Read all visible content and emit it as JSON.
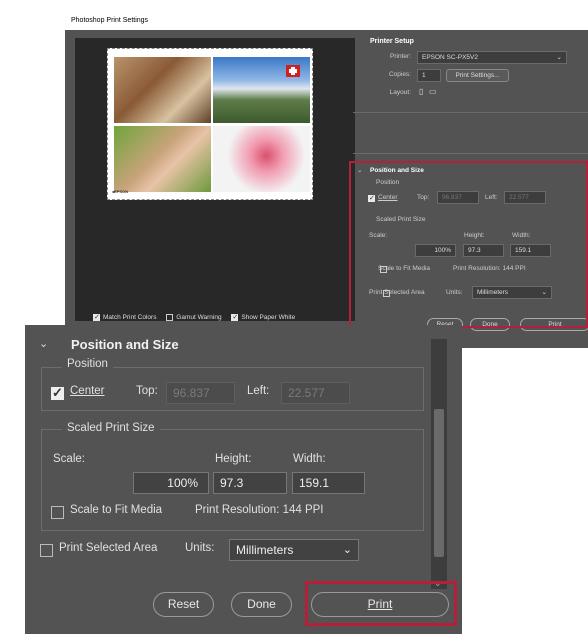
{
  "window_title": "Photoshop Print Settings",
  "printer_setup": {
    "heading": "Printer Setup",
    "printer_label": "Printer:",
    "printer_value": "EPSON SC-PX5V2",
    "copies_label": "Copies:",
    "copies_value": "1",
    "print_settings_button": "Print Settings...",
    "layout_label": "Layout:"
  },
  "preview_options": {
    "match_print_colors": "Match Print Colors",
    "gamut_warning": "Gamut Warning",
    "show_paper_white": "Show Paper White"
  },
  "position_and_size": {
    "heading": "Position and Size",
    "position_label": "Position",
    "center_label": "Center",
    "center_checked": true,
    "top_label": "Top:",
    "top_value": "96.837",
    "left_label": "Left:",
    "left_value": "22.577",
    "scaled_print_size_label": "Scaled Print Size",
    "scale_label": "Scale:",
    "scale_value": "100%",
    "height_label": "Height:",
    "height_value": "97.3",
    "width_label": "Width:",
    "width_value": "159.1",
    "scale_to_fit_label": "Scale to Fit Media",
    "scale_to_fit_checked": false,
    "print_resolution": "Print Resolution: 144 PPI",
    "print_selected_area_label": "Print Selected Area",
    "print_selected_area_checked": false,
    "units_label": "Units:",
    "units_value": "Millimeters"
  },
  "buttons": {
    "reset": "Reset",
    "done": "Done",
    "print": "Print"
  },
  "colors": {
    "panel": "#535353",
    "highlight": "#b51f3a"
  }
}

• _WRITTEN REQUEST_: Return the listing above in full and without alteration, excluding its pictures.

• _WRITTEN SOLUTION_:
Read all visible content and emit it as JSON.
{
  "window_title": "Photoshop Print Settings",
  "printer_setup": {
    "heading": "Printer Setup",
    "printer_label": "Printer:",
    "printer_value": "EPSON SC-PX5V2",
    "copies_label": "Copies:",
    "copies_value": "1",
    "print_settings_button": "Print Settings...",
    "layout_label": "Layout:"
  },
  "preview_options": {
    "match_print_colors": "Match Print Colors",
    "gamut_warning": "Gamut Warning",
    "show_paper_white": "Show Paper White"
  },
  "position_and_size": {
    "heading": "Position and Size",
    "position_label": "Position",
    "center_label": "Center",
    "center_checked": true,
    "top_label": "Top:",
    "top_value": "96.837",
    "left_label": "Left:",
    "left_value": "22.577",
    "scaled_print_size_label": "Scaled Print Size",
    "scale_label": "Scale:",
    "scale_value": "100%",
    "height_label": "Height:",
    "height_value": "97.3",
    "width_label": "Width:",
    "width_value": "159.1",
    "scale_to_fit_label": "Scale to Fit Media",
    "scale_to_fit_checked": false,
    "print_resolution": "Print Resolution: 144 PPI",
    "print_selected_area_label": "Print Selected Area",
    "print_selected_area_checked": false,
    "units_label": "Units:",
    "units_value": "Millimeters"
  },
  "buttons": {
    "reset": "Reset",
    "done": "Done",
    "print": "Print"
  },
  "colors": {
    "panel": "#535353",
    "highlight": "#b51f3a"
  }
}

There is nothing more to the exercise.